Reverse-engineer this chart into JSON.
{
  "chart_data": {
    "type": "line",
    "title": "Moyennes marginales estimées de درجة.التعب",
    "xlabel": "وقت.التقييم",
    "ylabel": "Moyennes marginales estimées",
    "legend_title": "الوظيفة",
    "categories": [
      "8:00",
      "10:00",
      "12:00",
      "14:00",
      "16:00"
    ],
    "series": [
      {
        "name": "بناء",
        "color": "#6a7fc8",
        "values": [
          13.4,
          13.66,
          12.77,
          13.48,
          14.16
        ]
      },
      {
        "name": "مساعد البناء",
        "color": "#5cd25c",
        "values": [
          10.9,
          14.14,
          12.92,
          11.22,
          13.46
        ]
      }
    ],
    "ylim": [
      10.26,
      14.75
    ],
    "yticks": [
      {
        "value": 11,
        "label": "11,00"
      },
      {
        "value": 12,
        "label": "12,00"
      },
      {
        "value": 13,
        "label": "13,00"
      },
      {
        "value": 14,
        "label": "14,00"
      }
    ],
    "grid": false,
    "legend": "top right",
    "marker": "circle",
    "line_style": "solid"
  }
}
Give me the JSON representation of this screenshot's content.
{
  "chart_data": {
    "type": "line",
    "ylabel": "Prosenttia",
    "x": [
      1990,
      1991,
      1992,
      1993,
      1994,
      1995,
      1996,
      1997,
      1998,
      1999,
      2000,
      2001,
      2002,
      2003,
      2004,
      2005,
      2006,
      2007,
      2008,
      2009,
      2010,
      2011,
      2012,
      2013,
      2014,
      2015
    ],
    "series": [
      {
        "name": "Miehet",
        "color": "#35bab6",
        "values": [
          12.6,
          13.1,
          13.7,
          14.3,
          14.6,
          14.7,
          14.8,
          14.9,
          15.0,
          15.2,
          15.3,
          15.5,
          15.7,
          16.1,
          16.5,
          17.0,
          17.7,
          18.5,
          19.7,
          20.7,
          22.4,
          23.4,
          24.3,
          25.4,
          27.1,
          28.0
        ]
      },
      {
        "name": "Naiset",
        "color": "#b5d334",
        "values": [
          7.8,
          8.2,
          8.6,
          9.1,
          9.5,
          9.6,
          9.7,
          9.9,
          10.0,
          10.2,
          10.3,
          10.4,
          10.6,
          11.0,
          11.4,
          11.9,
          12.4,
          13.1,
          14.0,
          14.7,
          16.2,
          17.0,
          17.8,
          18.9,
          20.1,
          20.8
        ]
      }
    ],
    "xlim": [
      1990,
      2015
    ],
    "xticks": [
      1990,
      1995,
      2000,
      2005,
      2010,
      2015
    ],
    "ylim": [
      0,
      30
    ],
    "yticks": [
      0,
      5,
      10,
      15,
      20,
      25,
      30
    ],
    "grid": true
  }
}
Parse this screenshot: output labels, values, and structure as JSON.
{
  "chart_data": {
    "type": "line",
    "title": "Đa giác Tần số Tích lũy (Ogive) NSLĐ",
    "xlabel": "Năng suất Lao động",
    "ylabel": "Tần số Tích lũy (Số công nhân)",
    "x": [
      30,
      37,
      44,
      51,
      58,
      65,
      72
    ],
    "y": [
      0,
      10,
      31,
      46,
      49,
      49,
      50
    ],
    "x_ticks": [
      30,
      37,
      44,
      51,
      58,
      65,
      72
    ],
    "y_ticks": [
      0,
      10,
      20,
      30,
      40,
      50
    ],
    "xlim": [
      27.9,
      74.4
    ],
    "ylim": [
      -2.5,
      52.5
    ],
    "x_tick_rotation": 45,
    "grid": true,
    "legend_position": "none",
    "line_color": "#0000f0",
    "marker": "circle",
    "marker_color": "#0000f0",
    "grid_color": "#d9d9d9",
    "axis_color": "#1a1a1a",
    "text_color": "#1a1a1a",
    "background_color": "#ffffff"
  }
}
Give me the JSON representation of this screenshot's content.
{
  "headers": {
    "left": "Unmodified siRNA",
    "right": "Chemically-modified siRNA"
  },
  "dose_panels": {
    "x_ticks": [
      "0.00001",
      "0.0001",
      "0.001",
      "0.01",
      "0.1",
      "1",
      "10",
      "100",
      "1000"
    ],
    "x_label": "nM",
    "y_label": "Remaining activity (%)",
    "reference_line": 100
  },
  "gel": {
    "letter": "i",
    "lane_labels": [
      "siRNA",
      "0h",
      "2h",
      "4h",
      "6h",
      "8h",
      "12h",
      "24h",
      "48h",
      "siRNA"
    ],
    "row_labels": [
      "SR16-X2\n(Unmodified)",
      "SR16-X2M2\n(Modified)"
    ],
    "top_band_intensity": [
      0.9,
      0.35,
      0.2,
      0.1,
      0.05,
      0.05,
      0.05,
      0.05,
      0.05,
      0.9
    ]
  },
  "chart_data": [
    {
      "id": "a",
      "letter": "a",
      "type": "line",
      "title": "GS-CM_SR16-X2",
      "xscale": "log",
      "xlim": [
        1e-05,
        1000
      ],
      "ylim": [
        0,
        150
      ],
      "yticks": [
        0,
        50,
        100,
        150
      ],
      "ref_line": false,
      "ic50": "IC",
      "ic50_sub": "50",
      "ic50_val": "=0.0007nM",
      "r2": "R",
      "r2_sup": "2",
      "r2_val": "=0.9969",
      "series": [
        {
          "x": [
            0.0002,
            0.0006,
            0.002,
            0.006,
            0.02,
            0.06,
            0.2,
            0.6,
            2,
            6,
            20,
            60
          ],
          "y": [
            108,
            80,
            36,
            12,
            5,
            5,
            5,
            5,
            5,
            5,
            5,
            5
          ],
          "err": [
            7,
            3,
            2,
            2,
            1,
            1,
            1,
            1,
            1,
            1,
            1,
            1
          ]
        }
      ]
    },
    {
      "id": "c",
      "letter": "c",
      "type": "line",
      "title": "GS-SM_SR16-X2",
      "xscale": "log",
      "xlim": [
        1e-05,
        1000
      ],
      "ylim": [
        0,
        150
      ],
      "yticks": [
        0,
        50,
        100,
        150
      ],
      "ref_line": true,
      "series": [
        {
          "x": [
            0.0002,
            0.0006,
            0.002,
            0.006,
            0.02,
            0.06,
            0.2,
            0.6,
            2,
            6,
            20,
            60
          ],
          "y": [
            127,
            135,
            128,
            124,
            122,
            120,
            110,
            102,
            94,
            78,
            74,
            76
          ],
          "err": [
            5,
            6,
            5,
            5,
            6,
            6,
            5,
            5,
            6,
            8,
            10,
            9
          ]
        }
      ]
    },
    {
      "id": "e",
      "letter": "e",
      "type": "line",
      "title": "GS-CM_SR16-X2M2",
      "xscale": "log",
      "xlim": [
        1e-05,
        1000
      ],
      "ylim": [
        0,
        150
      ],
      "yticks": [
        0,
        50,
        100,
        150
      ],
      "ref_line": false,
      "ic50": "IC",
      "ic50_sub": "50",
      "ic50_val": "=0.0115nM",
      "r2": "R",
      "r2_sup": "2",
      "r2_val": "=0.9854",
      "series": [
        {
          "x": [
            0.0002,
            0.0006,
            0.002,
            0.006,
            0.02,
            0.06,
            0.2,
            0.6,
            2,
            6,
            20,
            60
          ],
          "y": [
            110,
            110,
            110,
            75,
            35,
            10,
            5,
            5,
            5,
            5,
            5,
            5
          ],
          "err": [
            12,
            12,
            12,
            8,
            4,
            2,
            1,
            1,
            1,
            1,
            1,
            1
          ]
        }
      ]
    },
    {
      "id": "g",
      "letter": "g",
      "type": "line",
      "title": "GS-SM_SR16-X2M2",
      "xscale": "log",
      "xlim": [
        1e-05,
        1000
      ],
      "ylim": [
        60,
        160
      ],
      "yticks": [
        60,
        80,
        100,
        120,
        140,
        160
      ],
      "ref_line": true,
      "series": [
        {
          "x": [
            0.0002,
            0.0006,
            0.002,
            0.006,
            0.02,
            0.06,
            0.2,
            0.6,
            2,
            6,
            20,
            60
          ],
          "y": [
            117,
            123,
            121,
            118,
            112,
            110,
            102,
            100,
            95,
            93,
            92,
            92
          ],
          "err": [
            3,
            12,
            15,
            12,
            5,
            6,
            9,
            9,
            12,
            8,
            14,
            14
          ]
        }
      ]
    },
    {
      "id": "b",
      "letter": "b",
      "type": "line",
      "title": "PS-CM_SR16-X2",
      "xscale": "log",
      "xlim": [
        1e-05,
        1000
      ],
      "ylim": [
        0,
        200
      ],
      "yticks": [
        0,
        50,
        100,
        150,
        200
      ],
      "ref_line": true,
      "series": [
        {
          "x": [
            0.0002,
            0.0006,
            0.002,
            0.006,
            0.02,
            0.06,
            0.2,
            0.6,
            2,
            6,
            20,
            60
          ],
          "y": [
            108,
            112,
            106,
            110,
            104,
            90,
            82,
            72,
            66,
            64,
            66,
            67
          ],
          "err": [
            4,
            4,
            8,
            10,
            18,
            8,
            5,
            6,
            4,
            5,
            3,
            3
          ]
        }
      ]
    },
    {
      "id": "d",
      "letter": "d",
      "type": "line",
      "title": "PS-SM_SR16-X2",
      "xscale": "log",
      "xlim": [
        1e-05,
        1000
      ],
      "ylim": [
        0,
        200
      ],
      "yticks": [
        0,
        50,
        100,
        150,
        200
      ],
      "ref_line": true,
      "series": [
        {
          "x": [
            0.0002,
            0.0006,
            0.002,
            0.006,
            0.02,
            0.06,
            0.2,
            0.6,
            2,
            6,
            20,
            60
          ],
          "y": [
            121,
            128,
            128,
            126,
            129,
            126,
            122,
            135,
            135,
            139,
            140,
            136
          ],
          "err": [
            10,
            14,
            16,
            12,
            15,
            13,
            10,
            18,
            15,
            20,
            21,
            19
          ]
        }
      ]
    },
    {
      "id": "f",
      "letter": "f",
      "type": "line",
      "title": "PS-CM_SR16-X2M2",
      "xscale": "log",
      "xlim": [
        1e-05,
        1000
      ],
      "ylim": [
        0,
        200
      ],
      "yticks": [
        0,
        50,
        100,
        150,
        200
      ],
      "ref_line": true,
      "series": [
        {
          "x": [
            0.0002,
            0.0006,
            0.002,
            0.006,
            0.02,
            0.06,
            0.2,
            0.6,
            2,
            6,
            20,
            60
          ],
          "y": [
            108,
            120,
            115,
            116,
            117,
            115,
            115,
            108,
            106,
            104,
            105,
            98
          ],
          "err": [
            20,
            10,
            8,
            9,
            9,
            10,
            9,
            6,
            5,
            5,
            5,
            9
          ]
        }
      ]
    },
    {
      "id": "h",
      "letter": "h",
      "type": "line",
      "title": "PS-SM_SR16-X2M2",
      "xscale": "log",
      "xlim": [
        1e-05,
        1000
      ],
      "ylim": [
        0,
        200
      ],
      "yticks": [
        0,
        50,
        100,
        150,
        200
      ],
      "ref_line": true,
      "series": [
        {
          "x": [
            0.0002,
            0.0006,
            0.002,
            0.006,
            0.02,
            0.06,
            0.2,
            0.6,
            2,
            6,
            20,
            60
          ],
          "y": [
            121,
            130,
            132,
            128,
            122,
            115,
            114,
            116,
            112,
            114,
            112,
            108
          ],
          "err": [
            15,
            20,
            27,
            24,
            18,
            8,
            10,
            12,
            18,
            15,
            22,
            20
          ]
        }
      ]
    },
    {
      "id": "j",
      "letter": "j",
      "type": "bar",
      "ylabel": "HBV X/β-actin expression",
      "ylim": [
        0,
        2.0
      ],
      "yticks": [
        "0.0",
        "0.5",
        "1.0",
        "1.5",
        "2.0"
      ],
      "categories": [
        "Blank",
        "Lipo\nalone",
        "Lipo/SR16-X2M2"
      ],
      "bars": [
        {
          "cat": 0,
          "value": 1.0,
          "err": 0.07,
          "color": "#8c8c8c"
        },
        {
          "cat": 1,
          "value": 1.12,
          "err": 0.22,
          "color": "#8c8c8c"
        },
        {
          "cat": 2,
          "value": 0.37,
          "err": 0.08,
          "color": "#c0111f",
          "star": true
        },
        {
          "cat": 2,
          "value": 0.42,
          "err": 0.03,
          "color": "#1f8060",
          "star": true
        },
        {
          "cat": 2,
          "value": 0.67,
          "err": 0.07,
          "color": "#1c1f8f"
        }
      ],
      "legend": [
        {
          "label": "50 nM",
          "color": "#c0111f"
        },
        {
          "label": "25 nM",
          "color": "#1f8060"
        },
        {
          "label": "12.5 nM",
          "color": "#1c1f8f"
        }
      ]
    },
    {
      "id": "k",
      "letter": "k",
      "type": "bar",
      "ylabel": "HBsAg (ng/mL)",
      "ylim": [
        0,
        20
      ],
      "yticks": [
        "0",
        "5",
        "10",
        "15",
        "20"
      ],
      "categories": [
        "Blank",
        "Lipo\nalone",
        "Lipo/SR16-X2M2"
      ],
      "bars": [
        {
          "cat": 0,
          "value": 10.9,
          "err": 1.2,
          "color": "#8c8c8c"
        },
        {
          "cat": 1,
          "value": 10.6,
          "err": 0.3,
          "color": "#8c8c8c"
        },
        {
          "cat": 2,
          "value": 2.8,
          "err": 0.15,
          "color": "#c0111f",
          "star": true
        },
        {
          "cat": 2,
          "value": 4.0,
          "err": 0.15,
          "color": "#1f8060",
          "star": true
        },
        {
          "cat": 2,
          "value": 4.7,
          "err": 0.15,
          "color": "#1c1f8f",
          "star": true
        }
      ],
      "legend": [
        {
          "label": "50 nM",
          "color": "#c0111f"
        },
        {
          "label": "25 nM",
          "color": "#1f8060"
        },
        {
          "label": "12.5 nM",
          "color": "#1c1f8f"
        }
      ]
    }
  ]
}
--- --- ---
AIM OF THE TASK:
Count the lines in the material above where the string "right" appears, then state only that count.

RESPONSE:
2